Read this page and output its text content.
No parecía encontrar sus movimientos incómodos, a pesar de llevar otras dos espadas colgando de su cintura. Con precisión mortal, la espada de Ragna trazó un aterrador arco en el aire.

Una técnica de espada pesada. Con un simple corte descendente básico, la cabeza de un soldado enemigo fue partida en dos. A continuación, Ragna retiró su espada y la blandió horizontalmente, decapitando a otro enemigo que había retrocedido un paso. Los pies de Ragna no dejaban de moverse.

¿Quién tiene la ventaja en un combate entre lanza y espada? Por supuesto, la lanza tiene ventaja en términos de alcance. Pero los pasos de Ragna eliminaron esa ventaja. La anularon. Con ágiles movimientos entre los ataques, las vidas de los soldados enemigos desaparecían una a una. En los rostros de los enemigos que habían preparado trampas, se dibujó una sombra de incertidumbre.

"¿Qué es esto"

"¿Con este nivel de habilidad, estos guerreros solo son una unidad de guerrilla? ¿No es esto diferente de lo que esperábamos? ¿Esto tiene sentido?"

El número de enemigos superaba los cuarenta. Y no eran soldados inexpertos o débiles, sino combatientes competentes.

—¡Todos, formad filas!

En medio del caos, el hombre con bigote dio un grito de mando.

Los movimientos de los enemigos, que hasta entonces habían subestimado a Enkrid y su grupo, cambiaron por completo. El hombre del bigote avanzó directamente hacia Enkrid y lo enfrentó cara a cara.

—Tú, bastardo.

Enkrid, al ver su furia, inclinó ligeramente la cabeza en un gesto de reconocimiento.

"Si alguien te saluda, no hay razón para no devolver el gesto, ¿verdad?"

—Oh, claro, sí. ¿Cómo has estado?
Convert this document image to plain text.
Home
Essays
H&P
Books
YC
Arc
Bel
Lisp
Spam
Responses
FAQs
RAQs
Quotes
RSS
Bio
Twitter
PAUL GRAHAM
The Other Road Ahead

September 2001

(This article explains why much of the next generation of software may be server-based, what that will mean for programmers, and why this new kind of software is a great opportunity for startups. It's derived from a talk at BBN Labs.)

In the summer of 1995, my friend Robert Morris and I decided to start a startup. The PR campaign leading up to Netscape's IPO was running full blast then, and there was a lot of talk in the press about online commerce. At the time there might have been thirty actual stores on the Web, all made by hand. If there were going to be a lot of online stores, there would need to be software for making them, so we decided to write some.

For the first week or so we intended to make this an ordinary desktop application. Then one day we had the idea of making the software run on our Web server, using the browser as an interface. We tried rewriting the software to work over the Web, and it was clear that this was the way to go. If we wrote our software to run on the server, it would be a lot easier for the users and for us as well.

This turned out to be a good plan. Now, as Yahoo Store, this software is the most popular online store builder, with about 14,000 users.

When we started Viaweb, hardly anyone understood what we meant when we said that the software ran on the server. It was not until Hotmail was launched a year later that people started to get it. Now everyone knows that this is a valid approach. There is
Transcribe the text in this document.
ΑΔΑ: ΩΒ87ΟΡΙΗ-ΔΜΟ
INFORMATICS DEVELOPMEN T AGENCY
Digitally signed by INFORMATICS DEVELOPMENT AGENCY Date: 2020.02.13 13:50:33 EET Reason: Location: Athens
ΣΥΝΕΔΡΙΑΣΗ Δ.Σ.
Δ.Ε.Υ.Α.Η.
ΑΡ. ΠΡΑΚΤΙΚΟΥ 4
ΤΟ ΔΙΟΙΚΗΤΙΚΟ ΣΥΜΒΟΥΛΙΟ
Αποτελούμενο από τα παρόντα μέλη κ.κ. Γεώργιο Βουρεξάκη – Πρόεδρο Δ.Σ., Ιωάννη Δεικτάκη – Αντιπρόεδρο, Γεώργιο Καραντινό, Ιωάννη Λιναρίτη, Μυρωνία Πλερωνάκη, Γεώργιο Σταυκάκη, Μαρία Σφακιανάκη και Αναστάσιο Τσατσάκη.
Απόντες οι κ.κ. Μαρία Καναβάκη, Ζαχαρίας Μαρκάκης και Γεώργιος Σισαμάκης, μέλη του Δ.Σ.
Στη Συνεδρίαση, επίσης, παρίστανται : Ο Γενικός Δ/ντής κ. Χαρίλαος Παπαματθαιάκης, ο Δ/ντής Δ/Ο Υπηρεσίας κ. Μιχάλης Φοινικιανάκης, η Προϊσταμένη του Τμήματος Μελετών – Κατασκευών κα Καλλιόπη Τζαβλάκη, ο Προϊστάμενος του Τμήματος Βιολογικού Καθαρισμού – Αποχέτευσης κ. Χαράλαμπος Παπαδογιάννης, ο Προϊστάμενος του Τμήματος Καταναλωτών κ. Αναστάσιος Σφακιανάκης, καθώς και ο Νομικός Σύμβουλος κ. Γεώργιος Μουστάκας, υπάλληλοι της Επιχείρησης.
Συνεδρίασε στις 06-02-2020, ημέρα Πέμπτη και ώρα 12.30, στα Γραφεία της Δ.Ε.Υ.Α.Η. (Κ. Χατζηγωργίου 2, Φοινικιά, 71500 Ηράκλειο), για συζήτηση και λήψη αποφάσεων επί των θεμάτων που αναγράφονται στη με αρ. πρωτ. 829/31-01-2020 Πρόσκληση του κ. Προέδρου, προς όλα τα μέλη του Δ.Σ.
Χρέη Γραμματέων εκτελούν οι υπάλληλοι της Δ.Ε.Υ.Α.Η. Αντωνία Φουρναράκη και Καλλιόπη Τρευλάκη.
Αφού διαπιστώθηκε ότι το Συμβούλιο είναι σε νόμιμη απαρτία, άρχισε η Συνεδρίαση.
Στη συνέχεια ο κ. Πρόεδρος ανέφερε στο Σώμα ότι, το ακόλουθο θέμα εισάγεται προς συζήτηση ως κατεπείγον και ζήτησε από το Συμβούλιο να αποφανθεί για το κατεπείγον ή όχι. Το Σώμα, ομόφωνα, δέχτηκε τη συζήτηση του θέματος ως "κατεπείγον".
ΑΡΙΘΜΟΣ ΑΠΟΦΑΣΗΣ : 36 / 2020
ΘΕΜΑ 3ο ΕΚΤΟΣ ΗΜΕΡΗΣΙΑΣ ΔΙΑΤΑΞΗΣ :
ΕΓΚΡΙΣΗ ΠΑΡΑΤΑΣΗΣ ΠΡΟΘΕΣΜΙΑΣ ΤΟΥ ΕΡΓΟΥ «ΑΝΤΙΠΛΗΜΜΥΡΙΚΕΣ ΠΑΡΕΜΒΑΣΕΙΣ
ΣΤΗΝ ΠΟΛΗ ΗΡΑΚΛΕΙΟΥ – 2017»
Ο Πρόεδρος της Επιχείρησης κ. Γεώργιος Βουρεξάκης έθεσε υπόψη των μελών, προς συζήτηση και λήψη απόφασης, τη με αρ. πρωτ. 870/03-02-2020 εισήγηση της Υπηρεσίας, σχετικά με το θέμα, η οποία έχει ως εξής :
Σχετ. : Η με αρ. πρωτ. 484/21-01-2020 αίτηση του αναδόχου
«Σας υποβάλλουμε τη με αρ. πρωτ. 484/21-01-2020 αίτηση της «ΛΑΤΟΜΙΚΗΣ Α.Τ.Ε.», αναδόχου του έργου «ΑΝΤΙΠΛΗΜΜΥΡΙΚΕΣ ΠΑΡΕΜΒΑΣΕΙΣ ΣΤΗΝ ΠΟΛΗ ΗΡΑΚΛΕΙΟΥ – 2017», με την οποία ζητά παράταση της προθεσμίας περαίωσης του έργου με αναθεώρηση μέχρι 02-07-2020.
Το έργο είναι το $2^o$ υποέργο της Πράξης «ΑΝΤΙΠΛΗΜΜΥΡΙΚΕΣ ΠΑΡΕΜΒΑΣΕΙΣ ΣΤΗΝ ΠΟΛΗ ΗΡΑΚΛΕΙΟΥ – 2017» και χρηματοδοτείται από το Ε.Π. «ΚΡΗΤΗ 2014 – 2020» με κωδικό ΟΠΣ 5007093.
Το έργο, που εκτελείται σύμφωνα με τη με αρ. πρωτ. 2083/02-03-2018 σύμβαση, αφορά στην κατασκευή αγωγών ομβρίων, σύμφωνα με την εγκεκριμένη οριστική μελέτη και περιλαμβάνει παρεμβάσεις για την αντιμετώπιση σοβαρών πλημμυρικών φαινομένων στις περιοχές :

________

▶ THE PROBLEM
Using the listing above, list every line in which the string "text" occurs.

▶ TASK RESPONSE
Read this page and output its text content.
Convert this document image to plain text.
Transcribe the text in this document.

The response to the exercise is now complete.